_Work to do_
Without changing a character, return the entries, but not the images they hold.

_Source material_
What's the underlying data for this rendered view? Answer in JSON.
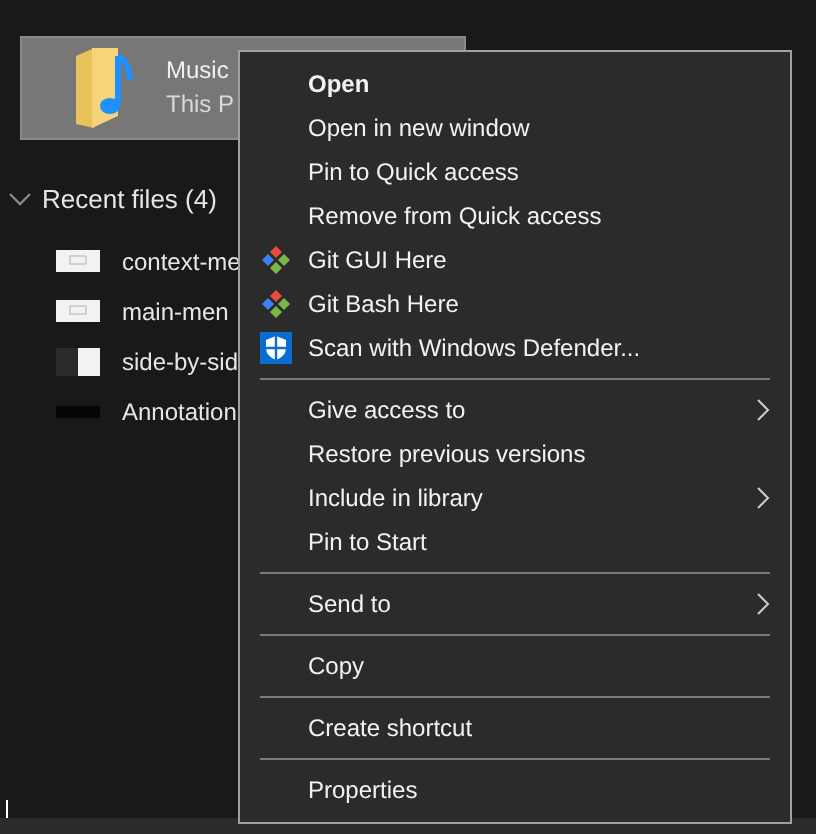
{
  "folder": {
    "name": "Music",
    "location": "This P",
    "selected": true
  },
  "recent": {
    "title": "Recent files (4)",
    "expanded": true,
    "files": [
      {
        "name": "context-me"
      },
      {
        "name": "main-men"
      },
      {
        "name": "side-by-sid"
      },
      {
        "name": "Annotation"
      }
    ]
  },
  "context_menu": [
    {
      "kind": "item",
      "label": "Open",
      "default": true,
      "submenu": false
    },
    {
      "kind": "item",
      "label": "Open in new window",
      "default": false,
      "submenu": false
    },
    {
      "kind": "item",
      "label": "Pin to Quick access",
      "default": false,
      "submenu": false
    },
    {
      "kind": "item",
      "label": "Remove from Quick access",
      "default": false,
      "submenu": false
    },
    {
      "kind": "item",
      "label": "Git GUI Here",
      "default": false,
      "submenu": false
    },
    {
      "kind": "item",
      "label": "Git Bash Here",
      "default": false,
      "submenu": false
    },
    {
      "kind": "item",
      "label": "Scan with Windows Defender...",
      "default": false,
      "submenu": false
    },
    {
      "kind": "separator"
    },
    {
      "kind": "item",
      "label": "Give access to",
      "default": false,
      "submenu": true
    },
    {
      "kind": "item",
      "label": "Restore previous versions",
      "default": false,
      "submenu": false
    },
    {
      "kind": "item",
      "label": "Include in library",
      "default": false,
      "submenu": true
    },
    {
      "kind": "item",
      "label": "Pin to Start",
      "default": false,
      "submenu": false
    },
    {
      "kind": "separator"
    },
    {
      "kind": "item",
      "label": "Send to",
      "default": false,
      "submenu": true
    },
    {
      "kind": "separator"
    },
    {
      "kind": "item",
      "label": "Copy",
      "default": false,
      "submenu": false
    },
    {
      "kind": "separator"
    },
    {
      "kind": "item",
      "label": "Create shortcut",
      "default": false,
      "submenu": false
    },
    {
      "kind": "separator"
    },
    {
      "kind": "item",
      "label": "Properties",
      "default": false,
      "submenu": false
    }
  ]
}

_Task result_
What's the underlying data for this rendered view? Answer in JSON.
{
  "folder": {
    "name": "Music",
    "location": "This P",
    "selected": true
  },
  "recent": {
    "title": "Recent files (4)",
    "expanded": true,
    "files": [
      {
        "name": "context-me"
      },
      {
        "name": "main-men"
      },
      {
        "name": "side-by-sid"
      },
      {
        "name": "Annotation"
      }
    ]
  },
  "context_menu": [
    {
      "kind": "item",
      "label": "Open",
      "default": true,
      "submenu": false
    },
    {
      "kind": "item",
      "label": "Open in new window",
      "default": false,
      "submenu": false
    },
    {
      "kind": "item",
      "label": "Pin to Quick access",
      "default": false,
      "submenu": false
    },
    {
      "kind": "item",
      "label": "Remove from Quick access",
      "default": false,
      "submenu": false
    },
    {
      "kind": "item",
      "label": "Git GUI Here",
      "default": false,
      "submenu": false
    },
    {
      "kind": "item",
      "label": "Git Bash Here",
      "default": false,
      "submenu": false
    },
    {
      "kind": "item",
      "label": "Scan with Windows Defender...",
      "default": false,
      "submenu": false
    },
    {
      "kind": "separator"
    },
    {
      "kind": "item",
      "label": "Give access to",
      "default": false,
      "submenu": true
    },
    {
      "kind": "item",
      "label": "Restore previous versions",
      "default": false,
      "submenu": false
    },
    {
      "kind": "item",
      "label": "Include in library",
      "default": false,
      "submenu": true
    },
    {
      "kind": "item",
      "label": "Pin to Start",
      "default": false,
      "submenu": false
    },
    {
      "kind": "separator"
    },
    {
      "kind": "item",
      "label": "Send to",
      "default": false,
      "submenu": true
    },
    {
      "kind": "separator"
    },
    {
      "kind": "item",
      "label": "Copy",
      "default": false,
      "submenu": false
    },
    {
      "kind": "separator"
    },
    {
      "kind": "item",
      "label": "Create shortcut",
      "default": false,
      "submenu": false
    },
    {
      "kind": "separator"
    },
    {
      "kind": "item",
      "label": "Properties",
      "default": false,
      "submenu": false
    }
  ]
}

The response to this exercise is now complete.